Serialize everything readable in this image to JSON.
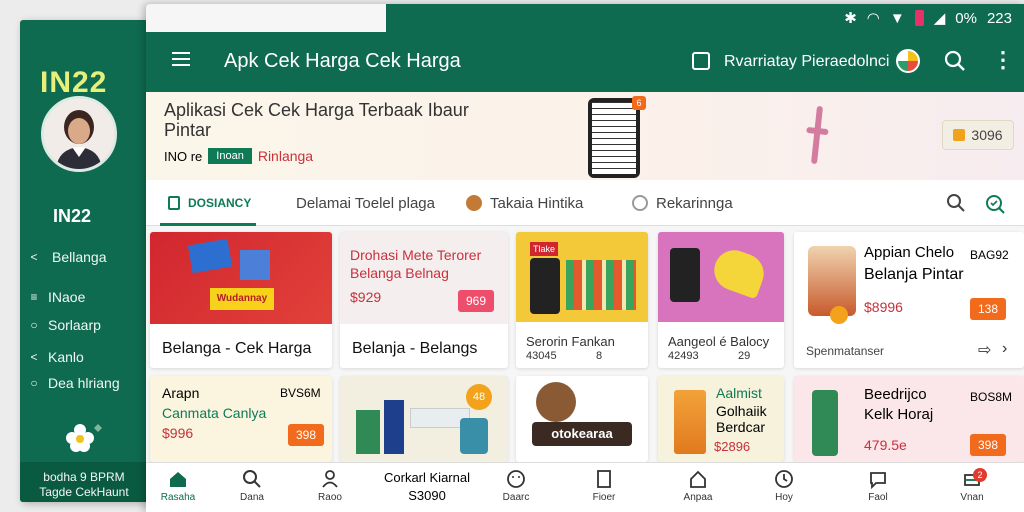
{
  "drawer": {
    "brand": "IN22",
    "user_name": "IN22",
    "items": [
      {
        "icon": "chevron-left-icon",
        "glyph": "<",
        "label": "Bellanga"
      },
      {
        "icon": "bars-icon",
        "glyph": "≡",
        "label": "INaoe"
      },
      {
        "icon": "shield-icon",
        "glyph": "○",
        "label": "Sorlaarp"
      },
      {
        "icon": "chevron-left-icon",
        "glyph": "<",
        "label": "Kanlo"
      },
      {
        "icon": "shield-icon",
        "glyph": "○",
        "label": "Dea hlriang"
      }
    ],
    "footer_line1": "bodha 9 BPRM",
    "footer_line2": "Tagde CekHaunt"
  },
  "statusbar": {
    "time": "223",
    "battery": "0%"
  },
  "appbar": {
    "title": "Apk Cek Harga Cek Harga",
    "account_label": "Rvarriatay Pieraedolnci"
  },
  "banner": {
    "headline_1": "Aplikasi Cek Cek Harga Terbaak Ibaur",
    "headline_2": "Pintar",
    "meta_prefix": "INO re",
    "chip": "Inoan",
    "meta_red": "Rinlanga",
    "price": "3096",
    "phone_badge": "6"
  },
  "tabs": [
    {
      "label": "DOSIANCY",
      "active": true
    },
    {
      "label": "Delamai Toelel plaga",
      "active": false
    },
    {
      "label": "Takaia Hintika",
      "active": false
    },
    {
      "label": "Rekarinnga",
      "active": false
    }
  ],
  "cards": {
    "c1": {
      "label": "Belanga - Cek Harga",
      "img_text": "Wudannay"
    },
    "c2": {
      "title_1": "Drohasi Mete Terorer",
      "title_2": "Belanga Belnag",
      "price": "$929",
      "tag": "969",
      "label": "Belanja - Belangs"
    },
    "c3": {
      "badge": "Tlake",
      "title": "Serorin Fankan",
      "code": "43045",
      "extra": "8"
    },
    "c4": {
      "title": "Aangeol é Balocy",
      "code": "42493",
      "extra": "29"
    },
    "c5": {
      "top": "Appian Chelo",
      "code": "BAG92",
      "title": "Belanja Pintar",
      "price": "$8996",
      "tag": "138",
      "footer": "Spenmatanser"
    },
    "c6": {
      "top": "Arapn",
      "code": "BVS6M",
      "title": "Canmata Canlya",
      "price": "$996",
      "tag": "398"
    },
    "c7": {
      "badge": "48"
    },
    "c8": {
      "banner": "otokearaa"
    },
    "c9": {
      "top": "Aalmist",
      "title_1": "Golhaiik",
      "title_2": "Berdcar",
      "price": "$2896"
    },
    "c10": {
      "top": "Beedrijco",
      "code": "BOS8M",
      "title": "Kelk Horaj",
      "price": "479.5e",
      "tag": "398"
    }
  },
  "bottom_nav": {
    "items": [
      {
        "label": "Rasaha",
        "active": true
      },
      {
        "label": "Dana"
      },
      {
        "label": "Raoo"
      },
      {
        "label": "Daarc"
      },
      {
        "label": "Fioer"
      },
      {
        "label": "Anpaa"
      },
      {
        "label": "Hoy"
      },
      {
        "label": "Faol"
      },
      {
        "label": "Vnan"
      }
    ],
    "mid_line1": "Corkarl Kiarnal",
    "mid_line2": "S3090",
    "badge": "2"
  },
  "colors": {
    "primary": "#0f6b4f",
    "accent": "#f26a1b",
    "brand_yellow": "#e6f07a"
  }
}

☆ ☆ ☆ ☆ ☆

WRITTEN EXERCISE –
In your copy, leave out the pictures and reproduce the material above exactly.

EXERCISE RESULT –
Serialize everything readable in this image to JSON.
{
  "drawer": {
    "brand": "IN22",
    "user_name": "IN22",
    "items": [
      {
        "icon": "chevron-left-icon",
        "glyph": "<",
        "label": "Bellanga"
      },
      {
        "icon": "bars-icon",
        "glyph": "≡",
        "label": "INaoe"
      },
      {
        "icon": "shield-icon",
        "glyph": "○",
        "label": "Sorlaarp"
      },
      {
        "icon": "chevron-left-icon",
        "glyph": "<",
        "label": "Kanlo"
      },
      {
        "icon": "shield-icon",
        "glyph": "○",
        "label": "Dea hlriang"
      }
    ],
    "footer_line1": "bodha 9 BPRM",
    "footer_line2": "Tagde CekHaunt"
  },
  "statusbar": {
    "time": "223",
    "battery": "0%"
  },
  "appbar": {
    "title": "Apk Cek Harga Cek Harga",
    "account_label": "Rvarriatay Pieraedolnci"
  },
  "banner": {
    "headline_1": "Aplikasi Cek Cek Harga Terbaak Ibaur",
    "headline_2": "Pintar",
    "meta_prefix": "INO re",
    "chip": "Inoan",
    "meta_red": "Rinlanga",
    "price": "3096",
    "phone_badge": "6"
  },
  "tabs": [
    {
      "label": "DOSIANCY",
      "active": true
    },
    {
      "label": "Delamai Toelel plaga",
      "active": false
    },
    {
      "label": "Takaia Hintika",
      "active": false
    },
    {
      "label": "Rekarinnga",
      "active": false
    }
  ],
  "cards": {
    "c1": {
      "label": "Belanga - Cek Harga",
      "img_text": "Wudannay"
    },
    "c2": {
      "title_1": "Drohasi Mete Terorer",
      "title_2": "Belanga Belnag",
      "price": "$929",
      "tag": "969",
      "label": "Belanja - Belangs"
    },
    "c3": {
      "badge": "Tlake",
      "title": "Serorin Fankan",
      "code": "43045",
      "extra": "8"
    },
    "c4": {
      "title": "Aangeol é Balocy",
      "code": "42493",
      "extra": "29"
    },
    "c5": {
      "top": "Appian Chelo",
      "code": "BAG92",
      "title": "Belanja Pintar",
      "price": "$8996",
      "tag": "138",
      "footer": "Spenmatanser"
    },
    "c6": {
      "top": "Arapn",
      "code": "BVS6M",
      "title": "Canmata Canlya",
      "price": "$996",
      "tag": "398"
    },
    "c7": {
      "badge": "48"
    },
    "c8": {
      "banner": "otokearaa"
    },
    "c9": {
      "top": "Aalmist",
      "title_1": "Golhaiik",
      "title_2": "Berdcar",
      "price": "$2896"
    },
    "c10": {
      "top": "Beedrijco",
      "code": "BOS8M",
      "title": "Kelk Horaj",
      "price": "479.5e",
      "tag": "398"
    }
  },
  "bottom_nav": {
    "items": [
      {
        "label": "Rasaha",
        "active": true
      },
      {
        "label": "Dana"
      },
      {
        "label": "Raoo"
      },
      {
        "label": "Daarc"
      },
      {
        "label": "Fioer"
      },
      {
        "label": "Anpaa"
      },
      {
        "label": "Hoy"
      },
      {
        "label": "Faol"
      },
      {
        "label": "Vnan"
      }
    ],
    "mid_line1": "Corkarl Kiarnal",
    "mid_line2": "S3090",
    "badge": "2"
  },
  "colors": {
    "primary": "#0f6b4f",
    "accent": "#f26a1b",
    "brand_yellow": "#e6f07a"
  }
}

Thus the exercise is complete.